'''

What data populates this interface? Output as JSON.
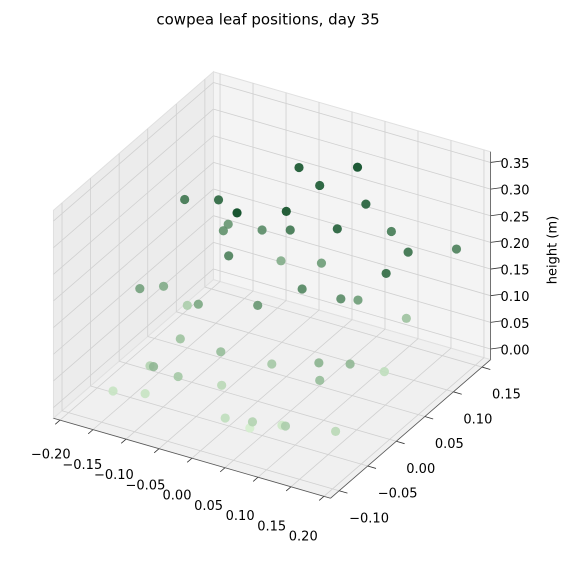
{
  "chart_data": {
    "type": "scatter3d",
    "title": "cowpea leaf positions, day 35",
    "zlabel": "height (m)",
    "x": [
      -0.15,
      -0.12,
      -0.16,
      -0.08,
      -0.05,
      -0.1,
      -0.02,
      0.03,
      0.06,
      0.1,
      0.14,
      0.17,
      0.12,
      0.08,
      0.02,
      -0.03,
      -0.07,
      -0.12,
      -0.17,
      -0.14,
      -0.06,
      0.0,
      0.05,
      0.11,
      0.15,
      0.09,
      0.04,
      -0.01,
      -0.09,
      -0.13,
      0.16,
      0.13,
      0.07,
      -0.04,
      -0.11,
      0.01,
      0.1,
      -0.15,
      0.18,
      -0.02,
      0.06,
      -0.06,
      0.12,
      -0.18,
      0.03,
      0.14,
      -0.08,
      0.0
    ],
    "y": [
      -0.08,
      -0.05,
      0.02,
      0.1,
      0.13,
      -0.02,
      0.08,
      0.14,
      0.12,
      0.06,
      0.0,
      -0.06,
      -0.09,
      -0.05,
      -0.08,
      -0.03,
      0.03,
      0.07,
      -0.01,
      0.11,
      -0.07,
      0.05,
      0.02,
      -0.02,
      0.09,
      0.13,
      -0.06,
      0.12,
      0.0,
      0.09,
      0.04,
      0.11,
      -0.09,
      0.01,
      -0.07,
      0.1,
      0.03,
      0.05,
      0.14,
      -0.04,
      0.07,
      0.11,
      -0.03,
      0.08,
      -0.01,
      0.06,
      -0.09,
      0.0
    ],
    "z": [
      0.02,
      0.05,
      0.12,
      0.18,
      0.28,
      0.08,
      0.22,
      0.3,
      0.26,
      0.15,
      0.1,
      0.04,
      0.06,
      0.01,
      0.03,
      0.09,
      0.2,
      0.25,
      0.14,
      0.16,
      0.07,
      0.29,
      0.19,
      0.11,
      0.23,
      0.21,
      0.0,
      0.27,
      0.13,
      0.17,
      0.24,
      0.08,
      0.05,
      0.31,
      0.02,
      0.15,
      0.18,
      0.06,
      0.2,
      0.04,
      0.26,
      0.12,
      0.09,
      0.22,
      0.07,
      0.03,
      0.1,
      0.16
    ],
    "colormap": [
      "#d4eecd",
      "#00441b"
    ],
    "xlim": [
      -0.21,
      0.21
    ],
    "ylim": [
      -0.115,
      0.165
    ],
    "zlim": [
      -0.02,
      0.37
    ],
    "xticks": [
      {
        "value": -0.2,
        "label": "−0.20"
      },
      {
        "value": -0.15,
        "label": "−0.15"
      },
      {
        "value": -0.1,
        "label": "−0.10"
      },
      {
        "value": -0.05,
        "label": "−0.05"
      },
      {
        "value": 0,
        "label": "0.00"
      },
      {
        "value": 0.05,
        "label": "0.05"
      },
      {
        "value": 0.1,
        "label": "0.10"
      },
      {
        "value": 0.15,
        "label": "0.15"
      },
      {
        "value": 0.2,
        "label": "0.20"
      }
    ],
    "yticks": [
      {
        "value": -0.1,
        "label": "−0.10"
      },
      {
        "value": -0.05,
        "label": "−0.05"
      },
      {
        "value": 0,
        "label": "0.00"
      },
      {
        "value": 0.05,
        "label": "0.05"
      },
      {
        "value": 0.1,
        "label": "0.10"
      },
      {
        "value": 0.15,
        "label": "0.15"
      }
    ],
    "zticks": [
      {
        "value": 0,
        "label": "0.00"
      },
      {
        "value": 0.05,
        "label": "0.05"
      },
      {
        "value": 0.1,
        "label": "0.10"
      },
      {
        "value": 0.15,
        "label": "0.15"
      },
      {
        "value": 0.2,
        "label": "0.20"
      },
      {
        "value": 0.25,
        "label": "0.25"
      },
      {
        "value": 0.3,
        "label": "0.30"
      },
      {
        "value": 0.35,
        "label": "0.35"
      }
    ],
    "grid": true
  }
}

'''

Transcribe the records verbatim and omit the images.

**Task output**
What data populates this interface? Output as JSON.
{
  "chart_data": {
    "type": "scatter3d",
    "title": "cowpea leaf positions, day 35",
    "zlabel": "height (m)",
    "x": [
      -0.15,
      -0.12,
      -0.16,
      -0.08,
      -0.05,
      -0.1,
      -0.02,
      0.03,
      0.06,
      0.1,
      0.14,
      0.17,
      0.12,
      0.08,
      0.02,
      -0.03,
      -0.07,
      -0.12,
      -0.17,
      -0.14,
      -0.06,
      0.0,
      0.05,
      0.11,
      0.15,
      0.09,
      0.04,
      -0.01,
      -0.09,
      -0.13,
      0.16,
      0.13,
      0.07,
      -0.04,
      -0.11,
      0.01,
      0.1,
      -0.15,
      0.18,
      -0.02,
      0.06,
      -0.06,
      0.12,
      -0.18,
      0.03,
      0.14,
      -0.08,
      0.0
    ],
    "y": [
      -0.08,
      -0.05,
      0.02,
      0.1,
      0.13,
      -0.02,
      0.08,
      0.14,
      0.12,
      0.06,
      0.0,
      -0.06,
      -0.09,
      -0.05,
      -0.08,
      -0.03,
      0.03,
      0.07,
      -0.01,
      0.11,
      -0.07,
      0.05,
      0.02,
      -0.02,
      0.09,
      0.13,
      -0.06,
      0.12,
      0.0,
      0.09,
      0.04,
      0.11,
      -0.09,
      0.01,
      -0.07,
      0.1,
      0.03,
      0.05,
      0.14,
      -0.04,
      0.07,
      0.11,
      -0.03,
      0.08,
      -0.01,
      0.06,
      -0.09,
      0.0
    ],
    "z": [
      0.02,
      0.05,
      0.12,
      0.18,
      0.28,
      0.08,
      0.22,
      0.3,
      0.26,
      0.15,
      0.1,
      0.04,
      0.06,
      0.01,
      0.03,
      0.09,
      0.2,
      0.25,
      0.14,
      0.16,
      0.07,
      0.29,
      0.19,
      0.11,
      0.23,
      0.21,
      0.0,
      0.27,
      0.13,
      0.17,
      0.24,
      0.08,
      0.05,
      0.31,
      0.02,
      0.15,
      0.18,
      0.06,
      0.2,
      0.04,
      0.26,
      0.12,
      0.09,
      0.22,
      0.07,
      0.03,
      0.1,
      0.16
    ],
    "colormap": [
      "#d4eecd",
      "#00441b"
    ],
    "xlim": [
      -0.21,
      0.21
    ],
    "ylim": [
      -0.115,
      0.165
    ],
    "zlim": [
      -0.02,
      0.37
    ],
    "xticks": [
      {
        "value": -0.2,
        "label": "−0.20"
      },
      {
        "value": -0.15,
        "label": "−0.15"
      },
      {
        "value": -0.1,
        "label": "−0.10"
      },
      {
        "value": -0.05,
        "label": "−0.05"
      },
      {
        "value": 0,
        "label": "0.00"
      },
      {
        "value": 0.05,
        "label": "0.05"
      },
      {
        "value": 0.1,
        "label": "0.10"
      },
      {
        "value": 0.15,
        "label": "0.15"
      },
      {
        "value": 0.2,
        "label": "0.20"
      }
    ],
    "yticks": [
      {
        "value": -0.1,
        "label": "−0.10"
      },
      {
        "value": -0.05,
        "label": "−0.05"
      },
      {
        "value": 0,
        "label": "0.00"
      },
      {
        "value": 0.05,
        "label": "0.05"
      },
      {
        "value": 0.1,
        "label": "0.10"
      },
      {
        "value": 0.15,
        "label": "0.15"
      }
    ],
    "zticks": [
      {
        "value": 0,
        "label": "0.00"
      },
      {
        "value": 0.05,
        "label": "0.05"
      },
      {
        "value": 0.1,
        "label": "0.10"
      },
      {
        "value": 0.15,
        "label": "0.15"
      },
      {
        "value": 0.2,
        "label": "0.20"
      },
      {
        "value": 0.25,
        "label": "0.25"
      },
      {
        "value": 0.3,
        "label": "0.30"
      },
      {
        "value": 0.35,
        "label": "0.35"
      }
    ],
    "grid": true
  }
}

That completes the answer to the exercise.